What is needed — Take the records underneath and set them down exactly.

>> BEGIN Provided data

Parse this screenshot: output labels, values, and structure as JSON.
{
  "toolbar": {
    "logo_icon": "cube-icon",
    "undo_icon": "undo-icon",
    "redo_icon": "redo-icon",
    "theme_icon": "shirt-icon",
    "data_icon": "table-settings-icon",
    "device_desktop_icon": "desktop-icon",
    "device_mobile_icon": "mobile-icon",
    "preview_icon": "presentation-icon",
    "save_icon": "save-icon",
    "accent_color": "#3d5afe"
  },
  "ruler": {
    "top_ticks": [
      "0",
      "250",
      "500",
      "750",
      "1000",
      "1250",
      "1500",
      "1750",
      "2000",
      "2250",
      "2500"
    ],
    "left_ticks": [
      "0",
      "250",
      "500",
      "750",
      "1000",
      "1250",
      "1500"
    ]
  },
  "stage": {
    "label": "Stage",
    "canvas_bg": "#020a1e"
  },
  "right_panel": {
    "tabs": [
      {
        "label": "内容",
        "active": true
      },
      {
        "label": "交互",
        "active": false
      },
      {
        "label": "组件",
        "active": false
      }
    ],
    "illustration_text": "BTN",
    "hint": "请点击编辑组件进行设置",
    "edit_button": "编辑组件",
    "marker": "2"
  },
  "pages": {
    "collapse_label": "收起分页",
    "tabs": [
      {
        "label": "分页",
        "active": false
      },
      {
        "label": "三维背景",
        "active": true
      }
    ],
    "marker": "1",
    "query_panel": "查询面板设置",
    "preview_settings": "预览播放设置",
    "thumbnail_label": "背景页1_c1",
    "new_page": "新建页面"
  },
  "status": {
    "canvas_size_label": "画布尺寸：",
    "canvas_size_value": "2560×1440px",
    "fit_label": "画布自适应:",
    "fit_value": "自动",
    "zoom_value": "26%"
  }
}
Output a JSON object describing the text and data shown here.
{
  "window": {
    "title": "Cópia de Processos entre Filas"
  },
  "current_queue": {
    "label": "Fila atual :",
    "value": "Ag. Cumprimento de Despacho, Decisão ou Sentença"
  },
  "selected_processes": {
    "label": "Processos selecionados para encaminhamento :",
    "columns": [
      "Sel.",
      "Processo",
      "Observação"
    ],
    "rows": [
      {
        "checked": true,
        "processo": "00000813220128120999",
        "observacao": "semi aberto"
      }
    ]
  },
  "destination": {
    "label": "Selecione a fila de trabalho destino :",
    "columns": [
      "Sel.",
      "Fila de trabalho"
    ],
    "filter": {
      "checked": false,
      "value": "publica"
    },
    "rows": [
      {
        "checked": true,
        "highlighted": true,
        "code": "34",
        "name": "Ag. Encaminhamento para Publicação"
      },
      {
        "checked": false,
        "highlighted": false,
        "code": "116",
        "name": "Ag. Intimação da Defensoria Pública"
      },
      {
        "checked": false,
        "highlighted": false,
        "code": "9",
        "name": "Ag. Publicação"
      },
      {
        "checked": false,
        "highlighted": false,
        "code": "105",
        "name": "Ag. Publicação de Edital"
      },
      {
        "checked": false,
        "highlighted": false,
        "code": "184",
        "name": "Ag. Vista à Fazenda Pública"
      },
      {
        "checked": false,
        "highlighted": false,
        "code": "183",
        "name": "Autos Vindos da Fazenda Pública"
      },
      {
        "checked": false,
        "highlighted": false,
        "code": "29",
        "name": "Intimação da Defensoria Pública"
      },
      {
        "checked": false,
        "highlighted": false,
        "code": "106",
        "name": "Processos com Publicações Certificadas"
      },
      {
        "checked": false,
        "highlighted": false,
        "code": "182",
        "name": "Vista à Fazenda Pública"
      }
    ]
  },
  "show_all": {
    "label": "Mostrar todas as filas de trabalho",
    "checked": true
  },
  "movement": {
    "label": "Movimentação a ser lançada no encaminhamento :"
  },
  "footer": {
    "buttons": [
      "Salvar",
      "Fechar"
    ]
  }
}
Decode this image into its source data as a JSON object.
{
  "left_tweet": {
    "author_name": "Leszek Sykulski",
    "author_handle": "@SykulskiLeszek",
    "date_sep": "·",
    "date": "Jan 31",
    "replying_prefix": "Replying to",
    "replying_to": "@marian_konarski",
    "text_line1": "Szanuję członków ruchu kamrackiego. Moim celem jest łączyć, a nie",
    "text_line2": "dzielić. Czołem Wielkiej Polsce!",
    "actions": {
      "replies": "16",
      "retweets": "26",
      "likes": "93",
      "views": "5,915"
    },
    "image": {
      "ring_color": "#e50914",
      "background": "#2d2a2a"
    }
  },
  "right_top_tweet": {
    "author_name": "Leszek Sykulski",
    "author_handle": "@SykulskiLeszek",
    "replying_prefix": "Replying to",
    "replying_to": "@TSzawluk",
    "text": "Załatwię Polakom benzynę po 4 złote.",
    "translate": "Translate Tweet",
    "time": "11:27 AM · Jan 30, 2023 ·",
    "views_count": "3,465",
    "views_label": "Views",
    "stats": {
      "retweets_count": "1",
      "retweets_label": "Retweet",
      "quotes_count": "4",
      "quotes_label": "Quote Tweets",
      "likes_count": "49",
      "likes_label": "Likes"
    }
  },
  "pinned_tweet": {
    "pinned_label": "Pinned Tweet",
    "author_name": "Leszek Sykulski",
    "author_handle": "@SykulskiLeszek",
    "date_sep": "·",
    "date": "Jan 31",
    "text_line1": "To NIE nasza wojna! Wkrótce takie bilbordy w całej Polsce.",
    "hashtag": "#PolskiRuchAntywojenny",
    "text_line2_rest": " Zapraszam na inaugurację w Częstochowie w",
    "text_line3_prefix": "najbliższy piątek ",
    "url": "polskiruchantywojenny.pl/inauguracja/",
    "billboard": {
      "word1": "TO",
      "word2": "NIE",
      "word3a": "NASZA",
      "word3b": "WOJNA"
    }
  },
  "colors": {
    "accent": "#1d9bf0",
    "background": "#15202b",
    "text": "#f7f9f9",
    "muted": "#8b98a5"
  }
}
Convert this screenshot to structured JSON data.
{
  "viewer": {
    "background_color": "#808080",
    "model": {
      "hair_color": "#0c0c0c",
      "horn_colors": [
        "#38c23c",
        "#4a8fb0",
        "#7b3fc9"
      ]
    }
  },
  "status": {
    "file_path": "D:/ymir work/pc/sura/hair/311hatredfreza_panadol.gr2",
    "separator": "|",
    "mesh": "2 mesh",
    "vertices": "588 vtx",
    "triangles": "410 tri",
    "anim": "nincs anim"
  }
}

>> END Provided data

The response —
Parse this screenshot: output labels, values, and structure as JSON.
{
  "toolbar": {
    "logo_icon": "cube-icon",
    "undo_icon": "undo-icon",
    "redo_icon": "redo-icon",
    "theme_icon": "shirt-icon",
    "data_icon": "table-settings-icon",
    "device_desktop_icon": "desktop-icon",
    "device_mobile_icon": "mobile-icon",
    "preview_icon": "presentation-icon",
    "save_icon": "save-icon",
    "accent_color": "#3d5afe"
  },
  "ruler": {
    "top_ticks": [
      "0",
      "250",
      "500",
      "750",
      "1000",
      "1250",
      "1500",
      "1750",
      "2000",
      "2250",
      "2500"
    ],
    "left_ticks": [
      "0",
      "250",
      "500",
      "750",
      "1000",
      "1250",
      "1500"
    ]
  },
  "stage": {
    "label": "Stage",
    "canvas_bg": "#020a1e"
  },
  "right_panel": {
    "tabs": [
      {
        "label": "内容",
        "active": true
      },
      {
        "label": "交互",
        "active": false
      },
      {
        "label": "组件",
        "active": false
      }
    ],
    "illustration_text": "BTN",
    "hint": "请点击编辑组件进行设置",
    "edit_button": "编辑组件",
    "marker": "2"
  },
  "pages": {
    "collapse_label": "收起分页",
    "tabs": [
      {
        "label": "分页",
        "active": false
      },
      {
        "label": "三维背景",
        "active": true
      }
    ],
    "marker": "1",
    "query_panel": "查询面板设置",
    "preview_settings": "预览播放设置",
    "thumbnail_label": "背景页1_c1",
    "new_page": "新建页面"
  },
  "status": {
    "canvas_size_label": "画布尺寸：",
    "canvas_size_value": "2560×1440px",
    "fit_label": "画布自适应:",
    "fit_value": "自动",
    "zoom_value": "26%"
  }
}
Output a JSON object describing the text and data shown here.
{
  "window": {
    "title": "Cópia de Processos entre Filas"
  },
  "current_queue": {
    "label": "Fila atual :",
    "value": "Ag. Cumprimento de Despacho, Decisão ou Sentença"
  },
  "selected_processes": {
    "label": "Processos selecionados para encaminhamento :",
    "columns": [
      "Sel.",
      "Processo",
      "Observação"
    ],
    "rows": [
      {
        "checked": true,
        "processo": "00000813220128120999",
        "observacao": "semi aberto"
      }
    ]
  },
  "destination": {
    "label": "Selecione a fila de trabalho destino :",
    "columns": [
      "Sel.",
      "Fila de trabalho"
    ],
    "filter": {
      "checked": false,
      "value": "publica"
    },
    "rows": [
      {
        "checked": true,
        "highlighted": true,
        "code": "34",
        "name": "Ag. Encaminhamento para Publicação"
      },
      {
        "checked": false,
        "highlighted": false,
        "code": "116",
        "name": "Ag. Intimação da Defensoria Pública"
      },
      {
        "checked": false,
        "highlighted": false,
        "code": "9",
        "name": "Ag. Publicação"
      },
      {
        "checked": false,
        "highlighted": false,
        "code": "105",
        "name": "Ag. Publicação de Edital"
      },
      {
        "checked": false,
        "highlighted": false,
        "code": "184",
        "name": "Ag. Vista à Fazenda Pública"
      },
      {
        "checked": false,
        "highlighted": false,
        "code": "183",
        "name": "Autos Vindos da Fazenda Pública"
      },
      {
        "checked": false,
        "highlighted": false,
        "code": "29",
        "name": "Intimação da Defensoria Pública"
      },
      {
        "checked": false,
        "highlighted": false,
        "code": "106",
        "name": "Processos com Publicações Certificadas"
      },
      {
        "checked": false,
        "highlighted": false,
        "code": "182",
        "name": "Vista à Fazenda Pública"
      }
    ]
  },
  "show_all": {
    "label": "Mostrar todas as filas de trabalho",
    "checked": true
  },
  "movement": {
    "label": "Movimentação a ser lançada no encaminhamento :"
  },
  "footer": {
    "buttons": [
      "Salvar",
      "Fechar"
    ]
  }
}
Decode this image into its source data as a JSON object.
{
  "left_tweet": {
    "author_name": "Leszek Sykulski",
    "author_handle": "@SykulskiLeszek",
    "date_sep": "·",
    "date": "Jan 31",
    "replying_prefix": "Replying to",
    "replying_to": "@marian_konarski",
    "text_line1": "Szanuję członków ruchu kamrackiego. Moim celem jest łączyć, a nie",
    "text_line2": "dzielić. Czołem Wielkiej Polsce!",
    "actions": {
      "replies": "16",
      "retweets": "26",
      "likes": "93",
      "views": "5,915"
    },
    "image": {
      "ring_color": "#e50914",
      "background": "#2d2a2a"
    }
  },
  "right_top_tweet": {
    "author_name": "Leszek Sykulski",
    "author_handle": "@SykulskiLeszek",
    "replying_prefix": "Replying to",
    "replying_to": "@TSzawluk",
    "text": "Załatwię Polakom benzynę po 4 złote.",
    "translate": "Translate Tweet",
    "time": "11:27 AM · Jan 30, 2023 ·",
    "views_count": "3,465",
    "views_label": "Views",
    "stats": {
      "retweets_count": "1",
      "retweets_label": "Retweet",
      "quotes_count": "4",
      "quotes_label": "Quote Tweets",
      "likes_count": "49",
      "likes_label": "Likes"
    }
  },
  "pinned_tweet": {
    "pinned_label": "Pinned Tweet",
    "author_name": "Leszek Sykulski",
    "author_handle": "@SykulskiLeszek",
    "date_sep": "·",
    "date": "Jan 31",
    "text_line1": "To NIE nasza wojna! Wkrótce takie bilbordy w całej Polsce.",
    "hashtag": "#PolskiRuchAntywojenny",
    "text_line2_rest": " Zapraszam na inaugurację w Częstochowie w",
    "text_line3_prefix": "najbliższy piątek ",
    "url": "polskiruchantywojenny.pl/inauguracja/",
    "billboard": {
      "word1": "TO",
      "word2": "NIE",
      "word3a": "NASZA",
      "word3b": "WOJNA"
    }
  },
  "colors": {
    "accent": "#1d9bf0",
    "background": "#15202b",
    "text": "#f7f9f9",
    "muted": "#8b98a5"
  }
}
Convert this screenshot to structured JSON data.
{
  "viewer": {
    "background_color": "#808080",
    "model": {
      "hair_color": "#0c0c0c",
      "horn_colors": [
        "#38c23c",
        "#4a8fb0",
        "#7b3fc9"
      ]
    }
  },
  "status": {
    "file_path": "D:/ymir work/pc/sura/hair/311hatredfreza_panadol.gr2",
    "separator": "|",
    "mesh": "2 mesh",
    "vertices": "588 vtx",
    "triangles": "410 tri",
    "anim": "nincs anim"
  }
}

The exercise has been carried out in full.